- EXERCISE DETAILS -
Work through the data below line by line and say how many lines hold "JSON"; give only the number.

- DATA SUPPLIED -
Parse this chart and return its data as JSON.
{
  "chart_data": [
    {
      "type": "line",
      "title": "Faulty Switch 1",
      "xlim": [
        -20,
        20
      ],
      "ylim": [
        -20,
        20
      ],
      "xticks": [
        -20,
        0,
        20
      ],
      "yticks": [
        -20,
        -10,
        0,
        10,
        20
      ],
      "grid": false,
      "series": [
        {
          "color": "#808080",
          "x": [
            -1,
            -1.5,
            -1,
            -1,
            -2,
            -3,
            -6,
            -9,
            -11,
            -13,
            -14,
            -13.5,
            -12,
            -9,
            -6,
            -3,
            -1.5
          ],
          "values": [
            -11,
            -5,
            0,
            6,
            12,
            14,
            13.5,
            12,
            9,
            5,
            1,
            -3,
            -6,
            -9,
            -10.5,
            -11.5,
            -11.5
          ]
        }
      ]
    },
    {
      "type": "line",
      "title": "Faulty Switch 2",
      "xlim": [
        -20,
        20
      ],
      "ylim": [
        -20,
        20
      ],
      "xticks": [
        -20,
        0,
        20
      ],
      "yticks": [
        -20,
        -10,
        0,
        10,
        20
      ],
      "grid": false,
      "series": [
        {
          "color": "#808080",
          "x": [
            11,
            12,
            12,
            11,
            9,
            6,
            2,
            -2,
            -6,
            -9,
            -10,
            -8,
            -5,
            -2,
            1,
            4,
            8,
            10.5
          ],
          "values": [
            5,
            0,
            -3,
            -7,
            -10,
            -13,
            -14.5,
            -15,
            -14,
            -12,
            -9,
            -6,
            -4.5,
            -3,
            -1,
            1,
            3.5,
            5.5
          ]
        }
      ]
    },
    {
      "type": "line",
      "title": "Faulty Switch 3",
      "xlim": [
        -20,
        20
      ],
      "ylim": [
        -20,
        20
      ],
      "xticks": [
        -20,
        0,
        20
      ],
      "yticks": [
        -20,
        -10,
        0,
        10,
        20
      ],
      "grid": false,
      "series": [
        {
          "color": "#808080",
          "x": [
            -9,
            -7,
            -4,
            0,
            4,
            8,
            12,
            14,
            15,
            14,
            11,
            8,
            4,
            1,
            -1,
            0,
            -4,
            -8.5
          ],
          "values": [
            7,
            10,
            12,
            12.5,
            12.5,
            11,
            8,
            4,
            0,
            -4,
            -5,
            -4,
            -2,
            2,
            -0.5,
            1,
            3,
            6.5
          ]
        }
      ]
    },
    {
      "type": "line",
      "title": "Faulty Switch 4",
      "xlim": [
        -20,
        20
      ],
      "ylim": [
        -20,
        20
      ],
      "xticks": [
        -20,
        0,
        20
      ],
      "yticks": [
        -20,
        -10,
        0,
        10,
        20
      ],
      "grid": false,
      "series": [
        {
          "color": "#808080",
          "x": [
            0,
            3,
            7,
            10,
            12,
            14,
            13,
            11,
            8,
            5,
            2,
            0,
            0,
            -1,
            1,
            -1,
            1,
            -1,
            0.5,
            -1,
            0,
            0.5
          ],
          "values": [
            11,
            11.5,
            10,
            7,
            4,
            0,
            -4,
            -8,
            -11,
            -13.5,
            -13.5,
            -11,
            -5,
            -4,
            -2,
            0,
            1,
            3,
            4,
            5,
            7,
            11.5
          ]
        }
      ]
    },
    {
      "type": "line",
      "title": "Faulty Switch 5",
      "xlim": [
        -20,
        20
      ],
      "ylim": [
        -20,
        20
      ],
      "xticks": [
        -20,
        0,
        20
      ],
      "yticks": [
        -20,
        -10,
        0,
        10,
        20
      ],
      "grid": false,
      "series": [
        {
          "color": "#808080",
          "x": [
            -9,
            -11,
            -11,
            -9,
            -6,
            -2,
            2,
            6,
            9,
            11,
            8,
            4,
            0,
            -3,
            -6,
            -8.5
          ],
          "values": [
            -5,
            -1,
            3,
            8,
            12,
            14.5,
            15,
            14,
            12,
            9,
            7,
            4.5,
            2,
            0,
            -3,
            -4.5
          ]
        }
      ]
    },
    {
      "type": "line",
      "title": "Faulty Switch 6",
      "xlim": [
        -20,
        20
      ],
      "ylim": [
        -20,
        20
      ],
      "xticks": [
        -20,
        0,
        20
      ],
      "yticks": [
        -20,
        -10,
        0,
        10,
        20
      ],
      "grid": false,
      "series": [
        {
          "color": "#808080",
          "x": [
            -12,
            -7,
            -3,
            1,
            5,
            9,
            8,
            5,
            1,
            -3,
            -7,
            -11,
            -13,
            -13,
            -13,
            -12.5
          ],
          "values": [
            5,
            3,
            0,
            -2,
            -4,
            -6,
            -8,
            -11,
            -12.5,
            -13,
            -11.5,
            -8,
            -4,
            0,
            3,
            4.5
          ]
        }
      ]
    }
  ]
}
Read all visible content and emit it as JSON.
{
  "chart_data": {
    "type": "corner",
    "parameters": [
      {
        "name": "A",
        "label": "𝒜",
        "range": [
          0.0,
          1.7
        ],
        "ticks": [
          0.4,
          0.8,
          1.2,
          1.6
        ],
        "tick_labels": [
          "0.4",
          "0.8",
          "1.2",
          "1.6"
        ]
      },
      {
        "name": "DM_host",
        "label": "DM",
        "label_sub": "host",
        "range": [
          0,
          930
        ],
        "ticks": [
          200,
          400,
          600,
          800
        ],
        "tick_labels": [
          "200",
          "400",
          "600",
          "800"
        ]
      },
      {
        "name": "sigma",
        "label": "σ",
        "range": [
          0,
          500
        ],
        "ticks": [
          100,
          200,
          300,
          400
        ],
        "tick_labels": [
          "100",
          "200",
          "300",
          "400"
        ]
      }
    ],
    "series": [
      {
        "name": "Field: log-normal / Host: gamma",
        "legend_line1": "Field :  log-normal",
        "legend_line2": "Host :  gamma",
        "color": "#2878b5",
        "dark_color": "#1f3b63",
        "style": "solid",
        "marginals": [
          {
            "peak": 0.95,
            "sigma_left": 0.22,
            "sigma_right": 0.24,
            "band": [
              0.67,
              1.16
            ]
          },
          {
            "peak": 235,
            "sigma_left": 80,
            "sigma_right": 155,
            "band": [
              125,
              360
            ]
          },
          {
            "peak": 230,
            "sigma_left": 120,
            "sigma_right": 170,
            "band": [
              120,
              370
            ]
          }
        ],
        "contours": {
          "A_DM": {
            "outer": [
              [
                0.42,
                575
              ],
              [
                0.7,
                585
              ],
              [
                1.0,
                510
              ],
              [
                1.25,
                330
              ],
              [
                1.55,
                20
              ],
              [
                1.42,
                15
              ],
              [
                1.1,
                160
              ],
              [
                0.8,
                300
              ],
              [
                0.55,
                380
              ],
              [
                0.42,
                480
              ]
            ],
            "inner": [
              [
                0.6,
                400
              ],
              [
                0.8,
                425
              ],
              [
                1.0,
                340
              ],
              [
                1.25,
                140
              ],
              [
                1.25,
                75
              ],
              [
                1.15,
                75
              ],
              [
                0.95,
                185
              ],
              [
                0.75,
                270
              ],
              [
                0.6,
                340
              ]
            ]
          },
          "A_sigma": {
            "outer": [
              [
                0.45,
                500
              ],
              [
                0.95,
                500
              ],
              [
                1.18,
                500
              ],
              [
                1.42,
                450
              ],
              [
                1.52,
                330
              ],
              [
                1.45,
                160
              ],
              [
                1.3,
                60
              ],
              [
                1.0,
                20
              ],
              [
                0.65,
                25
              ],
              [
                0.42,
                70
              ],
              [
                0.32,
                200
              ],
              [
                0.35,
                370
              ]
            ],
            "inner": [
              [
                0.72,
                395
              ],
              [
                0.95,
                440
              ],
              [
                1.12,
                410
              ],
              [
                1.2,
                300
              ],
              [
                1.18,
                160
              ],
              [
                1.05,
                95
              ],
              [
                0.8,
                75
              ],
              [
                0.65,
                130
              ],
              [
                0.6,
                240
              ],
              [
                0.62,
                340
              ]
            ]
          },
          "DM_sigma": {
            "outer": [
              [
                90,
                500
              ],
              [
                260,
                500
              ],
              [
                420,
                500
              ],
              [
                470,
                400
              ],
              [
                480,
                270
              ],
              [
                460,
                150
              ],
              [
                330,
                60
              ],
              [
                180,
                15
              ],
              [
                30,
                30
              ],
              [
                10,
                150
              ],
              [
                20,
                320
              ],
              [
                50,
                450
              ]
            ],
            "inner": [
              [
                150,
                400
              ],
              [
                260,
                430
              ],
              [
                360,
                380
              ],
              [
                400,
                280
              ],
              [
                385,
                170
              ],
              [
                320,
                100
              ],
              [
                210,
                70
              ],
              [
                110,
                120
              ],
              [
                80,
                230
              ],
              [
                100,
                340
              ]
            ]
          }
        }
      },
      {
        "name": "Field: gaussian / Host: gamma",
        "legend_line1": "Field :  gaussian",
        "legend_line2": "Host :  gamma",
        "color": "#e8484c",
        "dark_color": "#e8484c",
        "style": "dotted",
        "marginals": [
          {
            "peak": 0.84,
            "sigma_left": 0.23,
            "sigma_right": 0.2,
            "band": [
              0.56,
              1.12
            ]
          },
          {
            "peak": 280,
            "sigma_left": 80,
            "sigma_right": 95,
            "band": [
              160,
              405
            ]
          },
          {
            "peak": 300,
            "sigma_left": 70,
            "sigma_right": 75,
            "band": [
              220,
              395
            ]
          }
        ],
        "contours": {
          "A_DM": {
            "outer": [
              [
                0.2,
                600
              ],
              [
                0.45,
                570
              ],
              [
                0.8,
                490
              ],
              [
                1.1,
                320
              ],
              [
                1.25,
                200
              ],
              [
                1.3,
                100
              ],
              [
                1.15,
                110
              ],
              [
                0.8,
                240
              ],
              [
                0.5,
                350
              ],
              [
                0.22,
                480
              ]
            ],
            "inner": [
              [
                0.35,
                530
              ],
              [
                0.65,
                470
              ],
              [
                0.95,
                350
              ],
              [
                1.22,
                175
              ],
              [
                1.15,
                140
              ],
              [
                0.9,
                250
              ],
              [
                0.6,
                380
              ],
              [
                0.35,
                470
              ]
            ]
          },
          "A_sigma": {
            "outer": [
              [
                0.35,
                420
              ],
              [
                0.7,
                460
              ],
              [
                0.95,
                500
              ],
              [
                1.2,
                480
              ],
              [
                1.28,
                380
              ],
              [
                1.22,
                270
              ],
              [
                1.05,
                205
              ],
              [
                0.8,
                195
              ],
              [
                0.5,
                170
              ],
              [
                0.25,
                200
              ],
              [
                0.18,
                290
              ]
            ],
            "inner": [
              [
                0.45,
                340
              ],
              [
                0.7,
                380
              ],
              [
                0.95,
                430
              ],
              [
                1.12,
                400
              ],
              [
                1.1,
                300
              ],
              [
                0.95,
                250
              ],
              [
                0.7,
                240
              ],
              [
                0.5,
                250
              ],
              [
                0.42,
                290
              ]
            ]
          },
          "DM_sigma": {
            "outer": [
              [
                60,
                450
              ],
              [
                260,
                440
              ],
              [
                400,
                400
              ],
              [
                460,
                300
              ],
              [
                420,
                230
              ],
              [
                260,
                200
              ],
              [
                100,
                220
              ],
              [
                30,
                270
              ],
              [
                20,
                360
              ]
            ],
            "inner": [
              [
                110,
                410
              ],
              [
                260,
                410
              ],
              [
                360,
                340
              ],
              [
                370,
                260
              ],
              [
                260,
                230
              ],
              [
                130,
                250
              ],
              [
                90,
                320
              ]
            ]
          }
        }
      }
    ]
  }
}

- RESPONSE -
2